Can you edit the listing so that each "polarity mark" reads "polarity sign", with everything else left as is?

### LISTING ###

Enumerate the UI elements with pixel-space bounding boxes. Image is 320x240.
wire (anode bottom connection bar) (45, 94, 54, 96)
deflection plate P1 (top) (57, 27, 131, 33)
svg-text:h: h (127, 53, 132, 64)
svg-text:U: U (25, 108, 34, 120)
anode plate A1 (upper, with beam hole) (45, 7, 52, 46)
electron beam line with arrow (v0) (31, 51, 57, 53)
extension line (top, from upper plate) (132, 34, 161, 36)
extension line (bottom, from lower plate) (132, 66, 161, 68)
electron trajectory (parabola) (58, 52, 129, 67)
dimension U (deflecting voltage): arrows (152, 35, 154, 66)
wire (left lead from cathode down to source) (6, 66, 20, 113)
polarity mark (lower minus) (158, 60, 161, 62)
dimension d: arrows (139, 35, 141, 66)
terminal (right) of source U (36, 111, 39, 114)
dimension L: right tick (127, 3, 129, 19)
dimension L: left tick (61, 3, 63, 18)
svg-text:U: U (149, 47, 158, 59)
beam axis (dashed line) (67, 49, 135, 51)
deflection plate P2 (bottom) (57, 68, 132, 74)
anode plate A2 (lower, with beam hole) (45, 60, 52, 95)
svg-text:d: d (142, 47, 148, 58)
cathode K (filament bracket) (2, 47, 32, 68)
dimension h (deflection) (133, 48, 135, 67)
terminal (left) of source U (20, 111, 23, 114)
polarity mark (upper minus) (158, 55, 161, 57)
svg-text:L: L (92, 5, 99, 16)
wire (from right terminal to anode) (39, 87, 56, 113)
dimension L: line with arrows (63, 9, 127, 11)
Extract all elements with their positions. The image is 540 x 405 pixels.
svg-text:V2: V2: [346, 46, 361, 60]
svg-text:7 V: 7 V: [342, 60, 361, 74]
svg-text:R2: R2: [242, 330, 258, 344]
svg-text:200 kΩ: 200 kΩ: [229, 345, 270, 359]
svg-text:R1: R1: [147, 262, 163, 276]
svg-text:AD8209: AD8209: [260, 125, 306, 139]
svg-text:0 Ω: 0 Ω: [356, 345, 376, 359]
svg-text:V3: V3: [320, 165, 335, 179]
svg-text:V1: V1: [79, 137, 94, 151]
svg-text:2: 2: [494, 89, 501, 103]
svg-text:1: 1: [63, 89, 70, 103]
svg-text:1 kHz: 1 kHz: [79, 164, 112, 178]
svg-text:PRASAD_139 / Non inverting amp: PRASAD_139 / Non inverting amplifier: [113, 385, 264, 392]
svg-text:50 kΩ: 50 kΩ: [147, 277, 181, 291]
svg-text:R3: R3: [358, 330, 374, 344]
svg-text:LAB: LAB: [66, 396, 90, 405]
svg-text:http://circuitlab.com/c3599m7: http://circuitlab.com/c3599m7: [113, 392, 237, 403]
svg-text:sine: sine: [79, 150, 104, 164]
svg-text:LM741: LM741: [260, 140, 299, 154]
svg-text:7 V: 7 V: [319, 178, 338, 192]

###

* CORRECT OUTPUT:
Enumerate the UI elements with pixel-space bounding boxes. Image is 320x240.
wire (anode bottom connection bar) (45, 94, 54, 96)
deflection plate P1 (top) (57, 27, 131, 33)
svg-text:h: h (127, 53, 132, 64)
svg-text:U: U (25, 108, 34, 120)
anode plate A1 (upper, with beam hole) (45, 7, 52, 46)
electron beam line with arrow (v0) (31, 51, 57, 53)
extension line (top, from upper plate) (132, 34, 161, 36)
extension line (bottom, from lower plate) (132, 66, 161, 68)
electron trajectory (parabola) (58, 52, 129, 67)
dimension U (deflecting voltage): arrows (152, 35, 154, 66)
wire (left lead from cathode down to source) (6, 66, 20, 113)
polarity sign (lower minus) (158, 60, 161, 62)
dimension d: arrows (139, 35, 141, 66)
terminal (right) of source U (36, 111, 39, 114)
dimension L: right tick (127, 3, 129, 19)
dimension L: left tick (61, 3, 63, 18)
svg-text:U: U (149, 47, 158, 59)
beam axis (dashed line) (67, 49, 135, 51)
deflection plate P2 (bottom) (57, 68, 132, 74)
anode plate A2 (lower, with beam hole) (45, 60, 52, 95)
svg-text:d: d (142, 47, 148, 58)
cathode K (filament bracket) (2, 47, 32, 68)
dimension h (deflection) (133, 48, 135, 67)
terminal (left) of source U (20, 111, 23, 114)
polarity sign (upper minus) (158, 55, 161, 57)
svg-text:L: L (92, 5, 99, 16)
wire (from right terminal to anode) (39, 87, 56, 113)
dimension L: line with arrows (63, 9, 127, 11)
Extract all elements with their positions. The image is 540 x 405 pixels.
svg-text:V2: V2: [346, 46, 361, 60]
svg-text:7 V: 7 V: [342, 60, 361, 74]
svg-text:R2: R2: [242, 330, 258, 344]
svg-text:200 kΩ: 200 kΩ: [229, 345, 270, 359]
svg-text:R1: R1: [147, 262, 163, 276]
svg-text:AD8209: AD8209: [260, 125, 306, 139]
svg-text:0 Ω: 0 Ω: [356, 345, 376, 359]
svg-text:V3: V3: [320, 165, 335, 179]
svg-text:V1: V1: [79, 137, 94, 151]
svg-text:2: 2: [494, 89, 501, 103]
svg-text:1: 1: [63, 89, 70, 103]
svg-text:1 kHz: 1 kHz: [79, 164, 112, 178]
svg-text:PRASAD_139 / Non inverting amp: PRASAD_139 / Non inverting amplifier: [113, 385, 264, 392]
svg-text:50 kΩ: 50 kΩ: [147, 277, 181, 291]
svg-text:R3: R3: [358, 330, 374, 344]
svg-text:LAB: LAB: [66, 396, 90, 405]
svg-text:http://circuitlab.com/c3599m7: http://circuitlab.com/c3599m7: [113, 392, 237, 403]
svg-text:sine: sine: [79, 150, 104, 164]
svg-text:LM741: LM741: [260, 140, 299, 154]
svg-text:7 V: 7 V: [319, 178, 338, 192]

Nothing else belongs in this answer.